■ **INSTRUCTIONS FOR THE TASK**: In the entries below, find the lines with the word "إكرائها" and copy them.

━━━━━ DATA PROVIDED ━━━━━

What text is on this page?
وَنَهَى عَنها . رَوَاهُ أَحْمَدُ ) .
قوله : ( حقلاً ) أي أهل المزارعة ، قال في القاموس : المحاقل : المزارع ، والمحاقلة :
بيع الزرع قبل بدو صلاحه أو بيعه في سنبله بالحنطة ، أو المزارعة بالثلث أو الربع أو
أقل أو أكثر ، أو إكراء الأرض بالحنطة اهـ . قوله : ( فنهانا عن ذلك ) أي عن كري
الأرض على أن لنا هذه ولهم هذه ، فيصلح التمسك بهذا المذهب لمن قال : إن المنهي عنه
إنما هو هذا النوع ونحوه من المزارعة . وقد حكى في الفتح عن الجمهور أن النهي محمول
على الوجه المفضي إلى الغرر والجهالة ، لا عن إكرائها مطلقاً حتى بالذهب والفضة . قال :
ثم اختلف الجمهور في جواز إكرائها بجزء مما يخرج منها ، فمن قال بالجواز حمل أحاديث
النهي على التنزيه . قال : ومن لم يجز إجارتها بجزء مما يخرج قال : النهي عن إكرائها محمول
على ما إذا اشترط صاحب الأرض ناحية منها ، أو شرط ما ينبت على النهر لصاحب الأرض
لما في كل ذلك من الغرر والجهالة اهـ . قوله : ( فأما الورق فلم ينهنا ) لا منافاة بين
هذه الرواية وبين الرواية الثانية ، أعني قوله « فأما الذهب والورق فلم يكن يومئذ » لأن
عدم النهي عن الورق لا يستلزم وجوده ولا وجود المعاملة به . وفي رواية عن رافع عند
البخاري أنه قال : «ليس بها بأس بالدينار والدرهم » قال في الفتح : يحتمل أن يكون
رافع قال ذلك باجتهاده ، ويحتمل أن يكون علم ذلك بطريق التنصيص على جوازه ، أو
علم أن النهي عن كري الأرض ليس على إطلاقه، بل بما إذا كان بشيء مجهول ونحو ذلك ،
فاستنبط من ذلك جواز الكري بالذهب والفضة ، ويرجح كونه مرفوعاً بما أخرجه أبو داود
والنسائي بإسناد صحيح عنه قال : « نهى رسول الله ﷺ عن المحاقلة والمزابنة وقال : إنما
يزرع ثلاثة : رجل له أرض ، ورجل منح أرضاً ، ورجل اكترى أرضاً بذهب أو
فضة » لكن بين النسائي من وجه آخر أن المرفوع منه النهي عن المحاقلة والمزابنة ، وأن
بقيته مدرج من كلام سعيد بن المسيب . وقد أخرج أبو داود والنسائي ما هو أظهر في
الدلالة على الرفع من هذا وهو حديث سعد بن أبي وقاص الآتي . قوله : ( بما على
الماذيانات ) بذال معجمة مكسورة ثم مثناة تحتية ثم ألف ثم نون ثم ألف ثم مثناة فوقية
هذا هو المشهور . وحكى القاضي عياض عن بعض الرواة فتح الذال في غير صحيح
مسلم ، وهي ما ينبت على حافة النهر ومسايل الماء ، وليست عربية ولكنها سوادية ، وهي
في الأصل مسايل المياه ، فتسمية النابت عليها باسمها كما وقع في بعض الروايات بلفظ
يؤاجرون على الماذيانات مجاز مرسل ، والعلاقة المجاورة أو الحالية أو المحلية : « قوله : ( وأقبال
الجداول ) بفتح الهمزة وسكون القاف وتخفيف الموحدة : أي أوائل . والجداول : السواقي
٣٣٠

━━━━━
━━━━━ DATA PROVIDED ━━━━━

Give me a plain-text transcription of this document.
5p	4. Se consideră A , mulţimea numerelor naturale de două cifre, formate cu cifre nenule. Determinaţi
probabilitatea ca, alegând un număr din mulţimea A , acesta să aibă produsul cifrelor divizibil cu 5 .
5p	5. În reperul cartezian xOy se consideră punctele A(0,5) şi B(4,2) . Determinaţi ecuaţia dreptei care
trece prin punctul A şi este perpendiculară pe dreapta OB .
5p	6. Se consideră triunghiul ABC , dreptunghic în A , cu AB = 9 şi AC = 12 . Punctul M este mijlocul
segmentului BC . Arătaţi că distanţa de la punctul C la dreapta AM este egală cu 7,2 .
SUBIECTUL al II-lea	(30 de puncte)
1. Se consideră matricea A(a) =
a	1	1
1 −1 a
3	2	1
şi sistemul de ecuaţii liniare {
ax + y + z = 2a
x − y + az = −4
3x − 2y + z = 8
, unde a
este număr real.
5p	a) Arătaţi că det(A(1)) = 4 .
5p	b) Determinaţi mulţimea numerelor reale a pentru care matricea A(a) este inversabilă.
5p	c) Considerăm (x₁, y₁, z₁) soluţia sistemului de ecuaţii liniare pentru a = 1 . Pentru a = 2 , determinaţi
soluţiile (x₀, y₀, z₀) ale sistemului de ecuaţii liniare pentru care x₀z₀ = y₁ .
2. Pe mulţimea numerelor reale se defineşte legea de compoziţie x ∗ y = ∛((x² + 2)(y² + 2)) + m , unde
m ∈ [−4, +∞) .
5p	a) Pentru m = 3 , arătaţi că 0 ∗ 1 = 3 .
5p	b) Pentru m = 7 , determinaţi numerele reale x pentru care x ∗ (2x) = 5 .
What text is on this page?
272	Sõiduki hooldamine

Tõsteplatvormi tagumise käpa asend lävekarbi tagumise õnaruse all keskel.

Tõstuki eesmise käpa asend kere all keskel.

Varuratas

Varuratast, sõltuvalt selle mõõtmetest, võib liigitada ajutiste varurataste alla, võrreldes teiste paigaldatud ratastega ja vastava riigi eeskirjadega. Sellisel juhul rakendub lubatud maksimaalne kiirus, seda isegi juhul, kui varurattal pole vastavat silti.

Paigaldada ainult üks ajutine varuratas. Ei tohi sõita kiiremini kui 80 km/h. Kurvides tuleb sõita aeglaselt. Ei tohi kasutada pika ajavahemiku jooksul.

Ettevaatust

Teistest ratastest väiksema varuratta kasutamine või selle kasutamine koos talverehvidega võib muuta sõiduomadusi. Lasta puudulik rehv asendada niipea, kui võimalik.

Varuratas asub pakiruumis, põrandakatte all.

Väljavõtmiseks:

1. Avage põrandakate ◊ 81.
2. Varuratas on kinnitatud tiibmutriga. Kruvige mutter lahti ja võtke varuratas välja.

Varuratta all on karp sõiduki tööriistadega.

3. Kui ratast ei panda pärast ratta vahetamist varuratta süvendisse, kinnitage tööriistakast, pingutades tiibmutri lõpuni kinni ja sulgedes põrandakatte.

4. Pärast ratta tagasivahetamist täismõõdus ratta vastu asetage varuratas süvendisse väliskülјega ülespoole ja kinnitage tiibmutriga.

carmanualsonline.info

━━━━━

■ **EXPECTED ANSWER**:
على الوجه المفضي إلى الغرر والجهالة ، لا عن إكرائها مطلقاً حتى بالذهب والفضة . قال :
ثم اختلف الجمهور في جواز إكرائها بجزء مما يخرج منها ، فمن قال بالجواز حمل أحاديث
النهي على التنزيه . قال : ومن لم يجز إجارتها بجزء مما يخرج قال : النهي عن إكرائها محمول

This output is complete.